- Kingston Township, Minnesota Location within the state of Minnesota Kingston Township, Minnesota Kingston Township, Minnesota (the United States)
- Coordinates: 45°13′N 94°19′W﻿ / ﻿45.217°N 94.317°W
- Country: United States
- State: Minnesota
- County: Meeker

Area
- • Total: 53.6 sq mi (138.9 km^{2})
- • Land: 51.8 sq mi (134.2 km^{2})
- • Water: 1.8 sq mi (4.7 km^{2})
- Elevation: 1,070 ft (326 m)

Population (2000)
- • Total: 1,266
- • Density: 24/sq mi (9.4/km^{2})
- Time zone: UTC-6 (Central (CST))
- • Summer (DST): UTC-5 (CDT)
- ZIP code: 55325
- Area code: 320
- FIPS code: 27-33362
- GNIS feature ID: 0664639

= Kingston Township, Meeker County, Minnesota =

Kingston Township is a township in Meeker County, Minnesota, United States. It includes the City of Kingston. The population was 1,266 at the 2000 census.

Kingston Township was organized in 1858, and named after Kingston.

==Geography==
According to the United States Census Bureau, the township has a total area of 53.6 sqmi, of which 51.8 sqmi is land and 1.8 sqmi (3.36%) is water.

Kingston Township is located in Townships 120 and 121 North of the Arkansas Base Line and Range 29 West of the 5th Principal Meridian.
· · · ·
> _ACTIVITY LIST_:
1. In the article on Kingston Township, rewrite the paragraph beginning "Kingston Township is a township in Meeker County" as a brief bulleted list that keeps its main facts.
2. Continue the article on Kingston Township from its last sentence.

Dataset excerpts:
· · · ·
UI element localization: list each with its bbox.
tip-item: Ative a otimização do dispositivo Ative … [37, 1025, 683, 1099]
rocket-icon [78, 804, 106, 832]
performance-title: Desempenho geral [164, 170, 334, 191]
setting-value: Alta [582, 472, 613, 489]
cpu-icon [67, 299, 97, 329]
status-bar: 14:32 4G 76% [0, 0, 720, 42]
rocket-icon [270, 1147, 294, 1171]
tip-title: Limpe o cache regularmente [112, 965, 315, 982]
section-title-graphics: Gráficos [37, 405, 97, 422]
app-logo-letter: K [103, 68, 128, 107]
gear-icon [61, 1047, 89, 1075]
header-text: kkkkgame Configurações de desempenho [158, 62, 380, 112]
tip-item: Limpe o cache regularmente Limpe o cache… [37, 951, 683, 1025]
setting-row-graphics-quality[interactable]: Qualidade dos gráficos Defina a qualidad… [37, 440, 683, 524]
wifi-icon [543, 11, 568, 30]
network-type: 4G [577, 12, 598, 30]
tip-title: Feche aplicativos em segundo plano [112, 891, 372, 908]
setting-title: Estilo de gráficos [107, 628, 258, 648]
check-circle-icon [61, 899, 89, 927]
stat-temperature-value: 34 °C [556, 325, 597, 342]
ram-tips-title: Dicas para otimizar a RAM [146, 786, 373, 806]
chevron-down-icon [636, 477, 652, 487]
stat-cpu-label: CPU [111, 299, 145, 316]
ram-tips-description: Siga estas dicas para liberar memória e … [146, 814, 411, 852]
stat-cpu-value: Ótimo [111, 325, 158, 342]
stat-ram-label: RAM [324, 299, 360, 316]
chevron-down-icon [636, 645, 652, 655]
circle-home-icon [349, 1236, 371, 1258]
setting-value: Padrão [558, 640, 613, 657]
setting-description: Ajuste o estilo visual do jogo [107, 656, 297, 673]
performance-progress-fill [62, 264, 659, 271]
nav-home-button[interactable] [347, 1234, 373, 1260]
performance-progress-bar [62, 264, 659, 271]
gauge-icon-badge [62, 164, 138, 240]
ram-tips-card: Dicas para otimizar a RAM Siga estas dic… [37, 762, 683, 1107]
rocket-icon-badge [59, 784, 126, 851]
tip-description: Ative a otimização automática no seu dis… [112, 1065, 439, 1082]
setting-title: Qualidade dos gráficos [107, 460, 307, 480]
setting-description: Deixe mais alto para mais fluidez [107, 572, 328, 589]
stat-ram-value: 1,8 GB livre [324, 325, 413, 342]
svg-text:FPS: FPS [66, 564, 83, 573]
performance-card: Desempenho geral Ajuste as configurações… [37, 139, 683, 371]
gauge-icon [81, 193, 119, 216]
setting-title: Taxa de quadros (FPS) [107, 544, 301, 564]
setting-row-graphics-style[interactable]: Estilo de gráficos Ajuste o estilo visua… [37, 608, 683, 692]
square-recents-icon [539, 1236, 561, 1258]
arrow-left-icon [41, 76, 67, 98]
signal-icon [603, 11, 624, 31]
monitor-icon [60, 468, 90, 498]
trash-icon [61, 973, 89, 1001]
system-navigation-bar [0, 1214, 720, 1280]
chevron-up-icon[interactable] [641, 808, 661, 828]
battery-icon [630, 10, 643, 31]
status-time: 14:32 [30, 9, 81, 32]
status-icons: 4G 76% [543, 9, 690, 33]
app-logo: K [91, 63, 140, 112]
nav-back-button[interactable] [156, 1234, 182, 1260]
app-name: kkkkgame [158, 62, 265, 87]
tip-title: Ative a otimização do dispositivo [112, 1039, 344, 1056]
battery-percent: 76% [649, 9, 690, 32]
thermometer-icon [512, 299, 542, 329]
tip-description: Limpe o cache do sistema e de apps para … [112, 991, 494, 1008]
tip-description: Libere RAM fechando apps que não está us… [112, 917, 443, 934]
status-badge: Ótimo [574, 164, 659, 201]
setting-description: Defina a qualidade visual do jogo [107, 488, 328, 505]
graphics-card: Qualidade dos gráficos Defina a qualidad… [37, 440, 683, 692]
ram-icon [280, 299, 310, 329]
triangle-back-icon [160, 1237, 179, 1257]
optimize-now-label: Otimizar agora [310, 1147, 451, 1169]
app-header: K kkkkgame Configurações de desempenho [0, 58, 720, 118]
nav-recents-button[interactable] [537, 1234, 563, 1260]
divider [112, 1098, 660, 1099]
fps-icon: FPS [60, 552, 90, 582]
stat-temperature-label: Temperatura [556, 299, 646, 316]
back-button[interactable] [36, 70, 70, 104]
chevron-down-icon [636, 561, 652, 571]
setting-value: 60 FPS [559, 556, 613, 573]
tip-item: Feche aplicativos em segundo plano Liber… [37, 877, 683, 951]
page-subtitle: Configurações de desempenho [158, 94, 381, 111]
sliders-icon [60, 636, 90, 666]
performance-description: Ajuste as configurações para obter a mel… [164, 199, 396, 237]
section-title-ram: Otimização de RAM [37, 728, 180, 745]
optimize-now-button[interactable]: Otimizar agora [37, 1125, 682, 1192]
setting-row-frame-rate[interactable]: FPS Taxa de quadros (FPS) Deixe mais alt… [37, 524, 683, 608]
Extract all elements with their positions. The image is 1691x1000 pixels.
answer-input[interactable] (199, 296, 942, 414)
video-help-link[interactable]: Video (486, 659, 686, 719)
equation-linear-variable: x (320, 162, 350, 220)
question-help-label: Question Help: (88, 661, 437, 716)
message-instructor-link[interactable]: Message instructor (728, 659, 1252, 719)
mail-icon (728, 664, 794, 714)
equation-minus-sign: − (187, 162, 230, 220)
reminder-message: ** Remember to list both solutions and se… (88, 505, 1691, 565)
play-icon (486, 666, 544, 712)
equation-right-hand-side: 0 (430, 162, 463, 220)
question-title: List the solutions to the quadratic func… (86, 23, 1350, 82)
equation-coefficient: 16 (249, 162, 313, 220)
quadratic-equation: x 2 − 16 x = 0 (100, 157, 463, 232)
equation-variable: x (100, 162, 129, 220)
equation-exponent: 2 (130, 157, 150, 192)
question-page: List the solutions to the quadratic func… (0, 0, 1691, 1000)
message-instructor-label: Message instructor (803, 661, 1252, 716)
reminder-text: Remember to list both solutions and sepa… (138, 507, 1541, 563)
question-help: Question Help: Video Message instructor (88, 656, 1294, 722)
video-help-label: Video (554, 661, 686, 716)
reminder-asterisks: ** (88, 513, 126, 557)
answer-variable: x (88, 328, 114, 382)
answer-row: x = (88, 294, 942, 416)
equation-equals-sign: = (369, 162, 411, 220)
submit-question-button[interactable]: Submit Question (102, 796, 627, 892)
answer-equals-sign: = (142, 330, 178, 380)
· · · ·
> _TASK-BY-TASK ANSWERS_:
1.
- Township in Meeker County, Minnesota, United States
- Includes the City of Kingston
- Population of 1,266 at the 2000 census

2.
==Demographics==
As of the census of 2000, there were 1,266 people, 409 households, and 332 families residing in the township. The population density was 24.4 PD/sqmi. There were 531 housing units at an average density of 10.2 /sqmi. The racial makeup of the township was 98.58% White, 0.32% African American, 0.24% Native American, 0.16% Asian, 0.08% from other races, and 0.63% from two or more races. Hispanic or Latino of any race were 0.63% of the population. 33.6% were of German, 18.7% Finnish, 11.7% Swedish, 7.8% Norwegian, and 6.3% Irish ancestry according to Census 2000.

There were 409 households, out of which 38.6% had children under the age of 18 living with them, 74.1% were married couples living together, 3.4% had a female householder with no husband present, and 18.8% were non-families. 13.4% of all households were made up of individuals, and 7.8% had someone living alone who was 65 years of age or older. The average household size was 3.10 and the average family size was 3.44.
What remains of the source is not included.